## REQUEST
Locate all lines with the word "Sveriges" and copy them out.

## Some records
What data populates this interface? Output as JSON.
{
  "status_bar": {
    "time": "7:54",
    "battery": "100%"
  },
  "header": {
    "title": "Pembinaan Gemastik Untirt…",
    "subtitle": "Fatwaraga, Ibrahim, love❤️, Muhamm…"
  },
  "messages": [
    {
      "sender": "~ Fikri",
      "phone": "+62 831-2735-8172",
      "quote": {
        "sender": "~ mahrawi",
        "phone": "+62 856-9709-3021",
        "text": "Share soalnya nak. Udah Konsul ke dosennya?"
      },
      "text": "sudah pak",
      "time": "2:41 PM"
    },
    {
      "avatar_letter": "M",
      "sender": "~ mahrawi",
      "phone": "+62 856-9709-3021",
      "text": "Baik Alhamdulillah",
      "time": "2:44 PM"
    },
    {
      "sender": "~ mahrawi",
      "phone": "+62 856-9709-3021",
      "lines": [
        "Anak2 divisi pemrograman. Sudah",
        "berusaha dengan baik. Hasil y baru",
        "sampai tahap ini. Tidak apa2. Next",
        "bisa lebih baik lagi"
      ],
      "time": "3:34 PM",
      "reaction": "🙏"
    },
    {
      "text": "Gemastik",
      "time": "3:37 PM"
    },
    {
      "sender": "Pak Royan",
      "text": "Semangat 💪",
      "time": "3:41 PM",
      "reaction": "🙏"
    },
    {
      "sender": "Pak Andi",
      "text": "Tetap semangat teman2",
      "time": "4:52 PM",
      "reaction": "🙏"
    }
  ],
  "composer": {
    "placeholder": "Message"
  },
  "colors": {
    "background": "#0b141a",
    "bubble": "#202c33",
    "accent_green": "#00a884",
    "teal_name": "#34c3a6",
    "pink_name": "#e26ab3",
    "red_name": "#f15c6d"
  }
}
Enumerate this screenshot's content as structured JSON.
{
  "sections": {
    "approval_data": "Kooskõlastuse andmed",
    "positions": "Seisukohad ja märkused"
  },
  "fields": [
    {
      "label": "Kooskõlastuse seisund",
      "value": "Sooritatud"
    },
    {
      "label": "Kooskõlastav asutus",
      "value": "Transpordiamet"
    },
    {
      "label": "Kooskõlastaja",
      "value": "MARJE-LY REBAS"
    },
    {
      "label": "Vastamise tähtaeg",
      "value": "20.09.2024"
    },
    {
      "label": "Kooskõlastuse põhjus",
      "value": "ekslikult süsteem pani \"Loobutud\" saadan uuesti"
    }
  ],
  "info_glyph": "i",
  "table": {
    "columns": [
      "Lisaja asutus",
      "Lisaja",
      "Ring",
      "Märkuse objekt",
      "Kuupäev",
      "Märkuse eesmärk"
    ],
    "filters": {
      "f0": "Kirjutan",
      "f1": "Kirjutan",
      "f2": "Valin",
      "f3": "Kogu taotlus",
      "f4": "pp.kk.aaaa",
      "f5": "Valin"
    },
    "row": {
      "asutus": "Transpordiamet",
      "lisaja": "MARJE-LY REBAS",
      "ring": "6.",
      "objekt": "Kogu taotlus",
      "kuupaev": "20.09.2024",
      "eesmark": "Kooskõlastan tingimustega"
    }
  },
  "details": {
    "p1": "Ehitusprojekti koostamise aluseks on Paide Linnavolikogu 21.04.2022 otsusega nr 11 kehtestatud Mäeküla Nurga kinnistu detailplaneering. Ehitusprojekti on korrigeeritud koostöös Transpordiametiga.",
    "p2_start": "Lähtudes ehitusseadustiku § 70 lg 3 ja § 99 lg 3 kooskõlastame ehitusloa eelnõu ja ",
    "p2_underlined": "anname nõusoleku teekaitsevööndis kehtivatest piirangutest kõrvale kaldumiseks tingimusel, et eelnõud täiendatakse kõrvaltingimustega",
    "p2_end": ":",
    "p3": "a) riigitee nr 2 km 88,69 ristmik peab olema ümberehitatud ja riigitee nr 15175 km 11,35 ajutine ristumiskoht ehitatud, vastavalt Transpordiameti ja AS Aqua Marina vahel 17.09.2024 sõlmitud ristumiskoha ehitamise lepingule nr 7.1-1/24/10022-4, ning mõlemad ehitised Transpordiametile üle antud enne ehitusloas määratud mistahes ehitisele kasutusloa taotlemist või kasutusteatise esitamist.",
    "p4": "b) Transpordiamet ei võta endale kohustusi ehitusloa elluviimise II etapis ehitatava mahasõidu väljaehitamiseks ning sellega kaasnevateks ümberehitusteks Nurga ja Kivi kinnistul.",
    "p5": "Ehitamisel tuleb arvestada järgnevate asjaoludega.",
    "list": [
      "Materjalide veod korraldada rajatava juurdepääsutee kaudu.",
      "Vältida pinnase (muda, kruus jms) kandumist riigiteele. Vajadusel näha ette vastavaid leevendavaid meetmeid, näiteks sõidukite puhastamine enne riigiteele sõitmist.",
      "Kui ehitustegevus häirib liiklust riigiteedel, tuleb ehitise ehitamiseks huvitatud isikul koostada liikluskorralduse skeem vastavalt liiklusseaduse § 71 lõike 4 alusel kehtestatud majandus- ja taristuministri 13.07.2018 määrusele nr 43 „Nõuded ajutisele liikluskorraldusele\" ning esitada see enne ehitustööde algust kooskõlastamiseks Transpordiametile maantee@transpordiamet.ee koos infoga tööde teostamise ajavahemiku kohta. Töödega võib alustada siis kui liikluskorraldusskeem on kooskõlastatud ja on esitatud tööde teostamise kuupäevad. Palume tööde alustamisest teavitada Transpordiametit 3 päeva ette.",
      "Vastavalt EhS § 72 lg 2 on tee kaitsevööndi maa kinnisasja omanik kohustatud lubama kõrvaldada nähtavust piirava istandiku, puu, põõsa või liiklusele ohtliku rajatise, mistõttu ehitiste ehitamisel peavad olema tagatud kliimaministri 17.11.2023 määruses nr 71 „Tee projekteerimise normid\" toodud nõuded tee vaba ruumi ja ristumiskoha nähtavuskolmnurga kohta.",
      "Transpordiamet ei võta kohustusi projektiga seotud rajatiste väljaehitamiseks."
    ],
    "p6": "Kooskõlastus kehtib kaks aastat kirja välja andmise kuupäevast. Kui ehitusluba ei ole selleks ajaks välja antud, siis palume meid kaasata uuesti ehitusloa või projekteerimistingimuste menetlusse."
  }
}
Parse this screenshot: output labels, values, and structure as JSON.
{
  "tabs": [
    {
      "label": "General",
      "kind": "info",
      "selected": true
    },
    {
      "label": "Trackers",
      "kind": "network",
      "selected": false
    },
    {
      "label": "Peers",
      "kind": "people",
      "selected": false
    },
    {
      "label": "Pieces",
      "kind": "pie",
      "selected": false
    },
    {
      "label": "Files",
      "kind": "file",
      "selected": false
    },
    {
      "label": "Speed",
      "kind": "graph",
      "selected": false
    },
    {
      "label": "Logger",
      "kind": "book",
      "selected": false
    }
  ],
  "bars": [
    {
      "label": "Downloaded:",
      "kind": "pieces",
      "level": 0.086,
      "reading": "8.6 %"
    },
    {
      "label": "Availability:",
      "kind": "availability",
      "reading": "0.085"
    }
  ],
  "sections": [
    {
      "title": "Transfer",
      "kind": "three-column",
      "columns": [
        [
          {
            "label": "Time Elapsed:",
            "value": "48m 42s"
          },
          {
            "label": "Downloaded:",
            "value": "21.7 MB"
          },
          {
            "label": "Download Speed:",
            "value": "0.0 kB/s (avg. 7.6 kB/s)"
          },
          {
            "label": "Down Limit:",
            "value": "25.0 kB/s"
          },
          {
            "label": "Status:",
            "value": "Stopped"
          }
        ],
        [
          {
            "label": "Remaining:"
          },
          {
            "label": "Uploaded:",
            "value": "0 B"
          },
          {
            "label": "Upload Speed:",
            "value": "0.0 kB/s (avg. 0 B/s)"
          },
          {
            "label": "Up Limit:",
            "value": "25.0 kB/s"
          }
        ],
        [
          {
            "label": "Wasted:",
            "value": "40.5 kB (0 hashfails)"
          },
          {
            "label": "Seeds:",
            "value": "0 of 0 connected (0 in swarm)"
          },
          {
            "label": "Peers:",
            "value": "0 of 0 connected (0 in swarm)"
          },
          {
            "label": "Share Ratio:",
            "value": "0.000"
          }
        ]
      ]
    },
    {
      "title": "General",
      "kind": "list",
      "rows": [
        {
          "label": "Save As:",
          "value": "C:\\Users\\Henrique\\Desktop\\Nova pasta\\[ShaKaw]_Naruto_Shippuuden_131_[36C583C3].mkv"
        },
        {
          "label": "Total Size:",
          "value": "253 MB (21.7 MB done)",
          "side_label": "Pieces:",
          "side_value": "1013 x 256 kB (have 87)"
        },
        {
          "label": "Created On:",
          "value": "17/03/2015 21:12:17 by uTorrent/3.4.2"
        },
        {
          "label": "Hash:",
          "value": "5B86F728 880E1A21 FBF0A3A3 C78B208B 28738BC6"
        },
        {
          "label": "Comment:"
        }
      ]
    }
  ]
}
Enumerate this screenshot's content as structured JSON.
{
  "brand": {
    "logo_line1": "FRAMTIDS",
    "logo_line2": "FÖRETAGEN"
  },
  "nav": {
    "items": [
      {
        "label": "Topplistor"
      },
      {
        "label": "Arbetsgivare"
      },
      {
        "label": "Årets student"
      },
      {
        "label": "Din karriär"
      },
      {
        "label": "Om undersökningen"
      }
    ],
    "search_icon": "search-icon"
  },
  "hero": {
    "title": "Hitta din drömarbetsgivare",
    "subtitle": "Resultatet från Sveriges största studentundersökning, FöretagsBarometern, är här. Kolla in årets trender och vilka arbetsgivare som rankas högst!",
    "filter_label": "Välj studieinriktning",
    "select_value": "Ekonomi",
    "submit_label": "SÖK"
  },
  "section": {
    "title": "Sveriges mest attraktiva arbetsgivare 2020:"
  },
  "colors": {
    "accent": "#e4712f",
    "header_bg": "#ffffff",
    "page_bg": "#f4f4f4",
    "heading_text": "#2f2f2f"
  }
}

## COMPLETE ANSWER
    "subtitle": "Resultatet från Sveriges största studentundersökning, FöretagsBarometern, är här. Kolla in årets trender och vilka arbetsgivare som rankas högst!",
    "title": "Sveriges mest attraktiva arbetsgivare 2020:"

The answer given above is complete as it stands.